Copy out every line exactly as given.
________
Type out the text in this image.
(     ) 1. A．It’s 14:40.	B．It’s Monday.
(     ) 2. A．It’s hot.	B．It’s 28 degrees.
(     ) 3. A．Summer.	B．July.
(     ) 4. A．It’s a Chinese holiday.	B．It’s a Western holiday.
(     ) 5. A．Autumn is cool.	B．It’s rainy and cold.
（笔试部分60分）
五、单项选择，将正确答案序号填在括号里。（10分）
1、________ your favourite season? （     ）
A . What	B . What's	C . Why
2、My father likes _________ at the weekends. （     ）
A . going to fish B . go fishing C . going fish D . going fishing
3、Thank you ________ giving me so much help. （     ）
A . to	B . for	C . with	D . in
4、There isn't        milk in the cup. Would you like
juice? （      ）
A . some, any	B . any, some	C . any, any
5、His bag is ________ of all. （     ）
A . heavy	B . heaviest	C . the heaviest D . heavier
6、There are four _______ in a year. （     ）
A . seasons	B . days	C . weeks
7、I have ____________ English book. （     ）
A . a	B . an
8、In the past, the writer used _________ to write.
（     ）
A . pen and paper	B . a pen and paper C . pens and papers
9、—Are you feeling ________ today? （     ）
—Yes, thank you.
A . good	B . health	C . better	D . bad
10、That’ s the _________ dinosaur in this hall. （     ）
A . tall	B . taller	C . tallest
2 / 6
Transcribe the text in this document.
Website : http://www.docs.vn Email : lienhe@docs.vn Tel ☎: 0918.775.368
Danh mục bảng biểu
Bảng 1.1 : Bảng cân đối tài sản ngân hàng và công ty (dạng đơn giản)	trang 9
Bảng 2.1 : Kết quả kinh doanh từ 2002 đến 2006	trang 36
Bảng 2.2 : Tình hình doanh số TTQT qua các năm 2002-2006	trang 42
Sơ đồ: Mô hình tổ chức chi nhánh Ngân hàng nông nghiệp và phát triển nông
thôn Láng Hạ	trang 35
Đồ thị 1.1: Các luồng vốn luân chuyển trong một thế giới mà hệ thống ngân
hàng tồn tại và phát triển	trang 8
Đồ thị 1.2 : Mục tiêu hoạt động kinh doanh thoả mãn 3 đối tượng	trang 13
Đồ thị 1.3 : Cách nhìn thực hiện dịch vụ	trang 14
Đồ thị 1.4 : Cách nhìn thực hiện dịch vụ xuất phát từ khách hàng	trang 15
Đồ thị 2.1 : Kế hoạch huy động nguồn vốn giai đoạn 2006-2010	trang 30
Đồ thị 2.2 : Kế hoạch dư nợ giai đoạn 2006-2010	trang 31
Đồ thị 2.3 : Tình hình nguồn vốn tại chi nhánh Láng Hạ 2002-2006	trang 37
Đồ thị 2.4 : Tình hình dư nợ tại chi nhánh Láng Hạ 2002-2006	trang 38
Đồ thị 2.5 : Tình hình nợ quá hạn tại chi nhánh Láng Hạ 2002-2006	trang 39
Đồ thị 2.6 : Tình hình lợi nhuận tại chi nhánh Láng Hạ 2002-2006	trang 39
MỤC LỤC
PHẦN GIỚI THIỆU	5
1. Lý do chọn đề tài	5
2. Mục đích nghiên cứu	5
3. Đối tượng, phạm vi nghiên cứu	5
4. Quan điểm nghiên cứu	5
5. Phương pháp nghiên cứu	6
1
________
- Solution to this problem -
Type out the text in this image.
(     ) 1. A．It’s 14:40.	B．It’s Monday.
(     ) 2. A．It’s hot.	B．It’s 28 degrees.
(     ) 3. A．Summer.	B．July.
(     ) 4. A．It’s a Chinese holiday.	B．It’s a Western holiday.
(     ) 5. A．Autumn is cool.	B．It’s rainy and cold.
（笔试部分60分）
五、单项选择，将正确答案序号填在括号里。（10分）
1、________ your favourite season? （     ）
A . What	B . What's	C . Why
2、My father likes _________ at the weekends. （     ）
A . going to fish B . go fishing C . going fish D . going fishing
3、Thank you ________ giving me so much help. （     ）
A . to	B . for	C . with	D . in
4、There isn't        milk in the cup. Would you like
juice? （      ）
A . some, any	B . any, some	C . any, any
5、His bag is ________ of all. （     ）
A . heavy	B . heaviest	C . the heaviest D . heavier
6、There are four _______ in a year. （     ）
A . seasons	B . days	C . weeks
7、I have ____________ English book. （     ）
A . a	B . an
8、In the past, the writer used _________ to write.
（     ）
A . pen and paper	B . a pen and paper C . pens and papers
9、—Are you feeling ________ today? （     ）
—Yes, thank you.
A . good	B . health	C . better	D . bad
10、That’ s the _________ dinosaur in this hall. （     ）
A . tall	B . taller	C . tallest
2 / 6
Transcribe the text in this document.
Website : http://www.docs.vn Email : lienhe@docs.vn Tel ☎: 0918.775.368
Danh mục bảng biểu
Bảng 1.1 : Bảng cân đối tài sản ngân hàng và công ty (dạng đơn giản)	trang 9
Bảng 2.1 : Kết quả kinh doanh từ 2002 đến 2006	trang 36
Bảng 2.2 : Tình hình doanh số TTQT qua các năm 2002-2006	trang 42
Sơ đồ: Mô hình tổ chức chi nhánh Ngân hàng nông nghiệp và phát triển nông
thôn Láng Hạ	trang 35
Đồ thị 1.1: Các luồng vốn luân chuyển trong một thế giới mà hệ thống ngân
hàng tồn tại và phát triển	trang 8
Đồ thị 1.2 : Mục tiêu hoạt động kinh doanh thoả mãn 3 đối tượng	trang 13
Đồ thị 1.3 : Cách nhìn thực hiện dịch vụ	trang 14
Đồ thị 1.4 : Cách nhìn thực hiện dịch vụ xuất phát từ khách hàng	trang 15
Đồ thị 2.1 : Kế hoạch huy động nguồn vốn giai đoạn 2006-2010	trang 30
Đồ thị 2.2 : Kế hoạch dư nợ giai đoạn 2006-2010	trang 31
Đồ thị 2.3 : Tình hình nguồn vốn tại chi nhánh Láng Hạ 2002-2006	trang 37
Đồ thị 2.4 : Tình hình dư nợ tại chi nhánh Láng Hạ 2002-2006	trang 38
Đồ thị 2.5 : Tình hình nợ quá hạn tại chi nhánh Láng Hạ 2002-2006	trang 39
Đồ thị 2.6 : Tình hình lợi nhuận tại chi nhánh Láng Hạ 2002-2006	trang 39
MỤC LỤC
PHẦN GIỚI THIỆU	5
1. Lý do chọn đề tài	5
2. Mục đích nghiên cứu	5
3. Đối tượng, phạm vi nghiên cứu	5
4. Quan điểm nghiên cứu	5
5. Phương pháp nghiên cứu	6
1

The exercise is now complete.